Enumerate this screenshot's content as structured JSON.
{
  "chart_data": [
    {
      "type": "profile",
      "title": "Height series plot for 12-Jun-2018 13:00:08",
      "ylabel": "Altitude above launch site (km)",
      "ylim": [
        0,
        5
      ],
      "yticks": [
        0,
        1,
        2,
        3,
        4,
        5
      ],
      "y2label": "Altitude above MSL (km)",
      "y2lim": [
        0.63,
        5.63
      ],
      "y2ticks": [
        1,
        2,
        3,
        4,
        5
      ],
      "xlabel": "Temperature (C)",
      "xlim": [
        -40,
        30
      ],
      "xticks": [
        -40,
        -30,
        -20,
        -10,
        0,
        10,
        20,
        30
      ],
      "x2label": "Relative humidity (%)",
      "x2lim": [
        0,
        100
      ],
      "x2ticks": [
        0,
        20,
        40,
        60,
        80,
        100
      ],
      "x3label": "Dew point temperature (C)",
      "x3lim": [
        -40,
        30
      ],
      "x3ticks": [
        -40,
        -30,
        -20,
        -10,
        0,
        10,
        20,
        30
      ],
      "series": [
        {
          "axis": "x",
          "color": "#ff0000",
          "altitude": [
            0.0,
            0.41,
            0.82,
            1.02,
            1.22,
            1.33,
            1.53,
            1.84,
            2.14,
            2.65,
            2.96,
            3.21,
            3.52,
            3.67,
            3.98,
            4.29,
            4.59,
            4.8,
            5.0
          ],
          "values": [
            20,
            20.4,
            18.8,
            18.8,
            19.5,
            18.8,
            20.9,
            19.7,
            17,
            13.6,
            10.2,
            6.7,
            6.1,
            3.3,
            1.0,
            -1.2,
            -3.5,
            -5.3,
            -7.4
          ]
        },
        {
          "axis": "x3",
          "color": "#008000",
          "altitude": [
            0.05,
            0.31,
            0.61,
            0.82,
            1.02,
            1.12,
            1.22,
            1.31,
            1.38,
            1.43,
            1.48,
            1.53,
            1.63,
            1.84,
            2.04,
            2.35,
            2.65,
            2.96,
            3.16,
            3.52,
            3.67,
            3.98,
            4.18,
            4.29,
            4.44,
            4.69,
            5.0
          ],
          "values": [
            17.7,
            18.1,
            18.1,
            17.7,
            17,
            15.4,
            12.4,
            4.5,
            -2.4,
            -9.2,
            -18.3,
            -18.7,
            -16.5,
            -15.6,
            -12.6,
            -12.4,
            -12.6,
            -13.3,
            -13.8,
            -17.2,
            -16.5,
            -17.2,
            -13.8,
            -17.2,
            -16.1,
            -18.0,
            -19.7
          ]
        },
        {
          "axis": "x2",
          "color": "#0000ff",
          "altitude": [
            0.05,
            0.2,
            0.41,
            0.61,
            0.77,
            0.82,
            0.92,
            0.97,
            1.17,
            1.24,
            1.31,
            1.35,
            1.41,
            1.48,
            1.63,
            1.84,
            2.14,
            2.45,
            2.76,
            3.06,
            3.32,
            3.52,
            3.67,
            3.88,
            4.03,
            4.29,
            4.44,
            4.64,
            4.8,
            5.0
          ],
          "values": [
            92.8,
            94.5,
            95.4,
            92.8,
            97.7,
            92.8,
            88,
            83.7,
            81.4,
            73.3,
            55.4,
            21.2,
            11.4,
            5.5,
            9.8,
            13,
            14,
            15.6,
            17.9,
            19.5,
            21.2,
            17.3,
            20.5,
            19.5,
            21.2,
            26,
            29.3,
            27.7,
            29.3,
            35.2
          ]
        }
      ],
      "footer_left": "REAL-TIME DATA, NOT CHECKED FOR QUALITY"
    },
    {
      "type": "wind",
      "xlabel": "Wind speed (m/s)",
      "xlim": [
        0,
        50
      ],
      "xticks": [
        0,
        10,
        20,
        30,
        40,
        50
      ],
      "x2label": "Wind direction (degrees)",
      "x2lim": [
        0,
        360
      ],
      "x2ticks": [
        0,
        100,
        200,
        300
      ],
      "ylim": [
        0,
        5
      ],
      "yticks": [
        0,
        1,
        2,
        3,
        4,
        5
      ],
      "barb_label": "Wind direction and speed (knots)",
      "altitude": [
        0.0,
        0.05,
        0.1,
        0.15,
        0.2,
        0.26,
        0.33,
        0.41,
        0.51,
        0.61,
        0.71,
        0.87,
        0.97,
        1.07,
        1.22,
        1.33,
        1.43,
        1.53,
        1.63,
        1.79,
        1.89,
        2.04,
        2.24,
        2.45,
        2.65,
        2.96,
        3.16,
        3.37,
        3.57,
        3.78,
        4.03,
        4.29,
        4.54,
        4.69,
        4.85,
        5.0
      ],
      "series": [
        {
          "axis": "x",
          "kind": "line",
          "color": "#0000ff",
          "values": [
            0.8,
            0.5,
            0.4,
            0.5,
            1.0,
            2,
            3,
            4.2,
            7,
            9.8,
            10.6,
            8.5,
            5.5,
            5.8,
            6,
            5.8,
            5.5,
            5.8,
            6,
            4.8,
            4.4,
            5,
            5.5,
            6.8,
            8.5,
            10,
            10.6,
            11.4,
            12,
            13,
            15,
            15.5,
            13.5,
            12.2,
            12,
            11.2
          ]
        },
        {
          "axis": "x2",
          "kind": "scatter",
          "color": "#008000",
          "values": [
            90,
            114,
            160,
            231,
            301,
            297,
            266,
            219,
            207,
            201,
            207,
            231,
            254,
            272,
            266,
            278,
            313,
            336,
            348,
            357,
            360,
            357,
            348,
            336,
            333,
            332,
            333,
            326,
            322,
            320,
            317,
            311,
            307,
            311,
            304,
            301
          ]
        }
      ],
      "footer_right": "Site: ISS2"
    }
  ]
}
--
## PROBLEM DESCRIPTION
Transcribe all of the lines in the records precisely.

## RESULT FOR THIS TASK
Enumerate this screenshot's content as structured JSON.
{
  "chart_data": [
    {
      "type": "profile",
      "title": "Height series plot for 12-Jun-2018 13:00:08",
      "ylabel": "Altitude above launch site (km)",
      "ylim": [
        0,
        5
      ],
      "yticks": [
        0,
        1,
        2,
        3,
        4,
        5
      ],
      "y2label": "Altitude above MSL (km)",
      "y2lim": [
        0.63,
        5.63
      ],
      "y2ticks": [
        1,
        2,
        3,
        4,
        5
      ],
      "xlabel": "Temperature (C)",
      "xlim": [
        -40,
        30
      ],
      "xticks": [
        -40,
        -30,
        -20,
        -10,
        0,
        10,
        20,
        30
      ],
      "x2label": "Relative humidity (%)",
      "x2lim": [
        0,
        100
      ],
      "x2ticks": [
        0,
        20,
        40,
        60,
        80,
        100
      ],
      "x3label": "Dew point temperature (C)",
      "x3lim": [
        -40,
        30
      ],
      "x3ticks": [
        -40,
        -30,
        -20,
        -10,
        0,
        10,
        20,
        30
      ],
      "series": [
        {
          "axis": "x",
          "color": "#ff0000",
          "altitude": [
            0.0,
            0.41,
            0.82,
            1.02,
            1.22,
            1.33,
            1.53,
            1.84,
            2.14,
            2.65,
            2.96,
            3.21,
            3.52,
            3.67,
            3.98,
            4.29,
            4.59,
            4.8,
            5.0
          ],
          "values": [
            20,
            20.4,
            18.8,
            18.8,
            19.5,
            18.8,
            20.9,
            19.7,
            17,
            13.6,
            10.2,
            6.7,
            6.1,
            3.3,
            1.0,
            -1.2,
            -3.5,
            -5.3,
            -7.4
          ]
        },
        {
          "axis": "x3",
          "color": "#008000",
          "altitude": [
            0.05,
            0.31,
            0.61,
            0.82,
            1.02,
            1.12,
            1.22,
            1.31,
            1.38,
            1.43,
            1.48,
            1.53,
            1.63,
            1.84,
            2.04,
            2.35,
            2.65,
            2.96,
            3.16,
            3.52,
            3.67,
            3.98,
            4.18,
            4.29,
            4.44,
            4.69,
            5.0
          ],
          "values": [
            17.7,
            18.1,
            18.1,
            17.7,
            17,
            15.4,
            12.4,
            4.5,
            -2.4,
            -9.2,
            -18.3,
            -18.7,
            -16.5,
            -15.6,
            -12.6,
            -12.4,
            -12.6,
            -13.3,
            -13.8,
            -17.2,
            -16.5,
            -17.2,
            -13.8,
            -17.2,
            -16.1,
            -18.0,
            -19.7
          ]
        },
        {
          "axis": "x2",
          "color": "#0000ff",
          "altitude": [
            0.05,
            0.2,
            0.41,
            0.61,
            0.77,
            0.82,
            0.92,
            0.97,
            1.17,
            1.24,
            1.31,
            1.35,
            1.41,
            1.48,
            1.63,
            1.84,
            2.14,
            2.45,
            2.76,
            3.06,
            3.32,
            3.52,
            3.67,
            3.88,
            4.03,
            4.29,
            4.44,
            4.64,
            4.8,
            5.0
          ],
          "values": [
            92.8,
            94.5,
            95.4,
            92.8,
            97.7,
            92.8,
            88,
            83.7,
            81.4,
            73.3,
            55.4,
            21.2,
            11.4,
            5.5,
            9.8,
            13,
            14,
            15.6,
            17.9,
            19.5,
            21.2,
            17.3,
            20.5,
            19.5,
            21.2,
            26,
            29.3,
            27.7,
            29.3,
            35.2
          ]
        }
      ],
      "footer_left": "REAL-TIME DATA, NOT CHECKED FOR QUALITY"
    },
    {
      "type": "wind",
      "xlabel": "Wind speed (m/s)",
      "xlim": [
        0,
        50
      ],
      "xticks": [
        0,
        10,
        20,
        30,
        40,
        50
      ],
      "x2label": "Wind direction (degrees)",
      "x2lim": [
        0,
        360
      ],
      "x2ticks": [
        0,
        100,
        200,
        300
      ],
      "ylim": [
        0,
        5
      ],
      "yticks": [
        0,
        1,
        2,
        3,
        4,
        5
      ],
      "barb_label": "Wind direction and speed (knots)",
      "altitude": [
        0.0,
        0.05,
        0.1,
        0.15,
        0.2,
        0.26,
        0.33,
        0.41,
        0.51,
        0.61,
        0.71,
        0.87,
        0.97,
        1.07,
        1.22,
        1.33,
        1.43,
        1.53,
        1.63,
        1.79,
        1.89,
        2.04,
        2.24,
        2.45,
        2.65,
        2.96,
        3.16,
        3.37,
        3.57,
        3.78,
        4.03,
        4.29,
        4.54,
        4.69,
        4.85,
        5.0
      ],
      "series": [
        {
          "axis": "x",
          "kind": "line",
          "color": "#0000ff",
          "values": [
            0.8,
            0.5,
            0.4,
            0.5,
            1.0,
            2,
            3,
            4.2,
            7,
            9.8,
            10.6,
            8.5,
            5.5,
            5.8,
            6,
            5.8,
            5.5,
            5.8,
            6,
            4.8,
            4.4,
            5,
            5.5,
            6.8,
            8.5,
            10,
            10.6,
            11.4,
            12,
            13,
            15,
            15.5,
            13.5,
            12.2,
            12,
            11.2
          ]
        },
        {
          "axis": "x2",
          "kind": "scatter",
          "color": "#008000",
          "values": [
            90,
            114,
            160,
            231,
            301,
            297,
            266,
            219,
            207,
            201,
            207,
            231,
            254,
            272,
            266,
            278,
            313,
            336,
            348,
            357,
            360,
            357,
            348,
            336,
            333,
            332,
            333,
            326,
            322,
            320,
            317,
            311,
            307,
            311,
            304,
            301
          ]
        }
      ],
      "footer_right": "Site: ISS2"
    }
  ]
}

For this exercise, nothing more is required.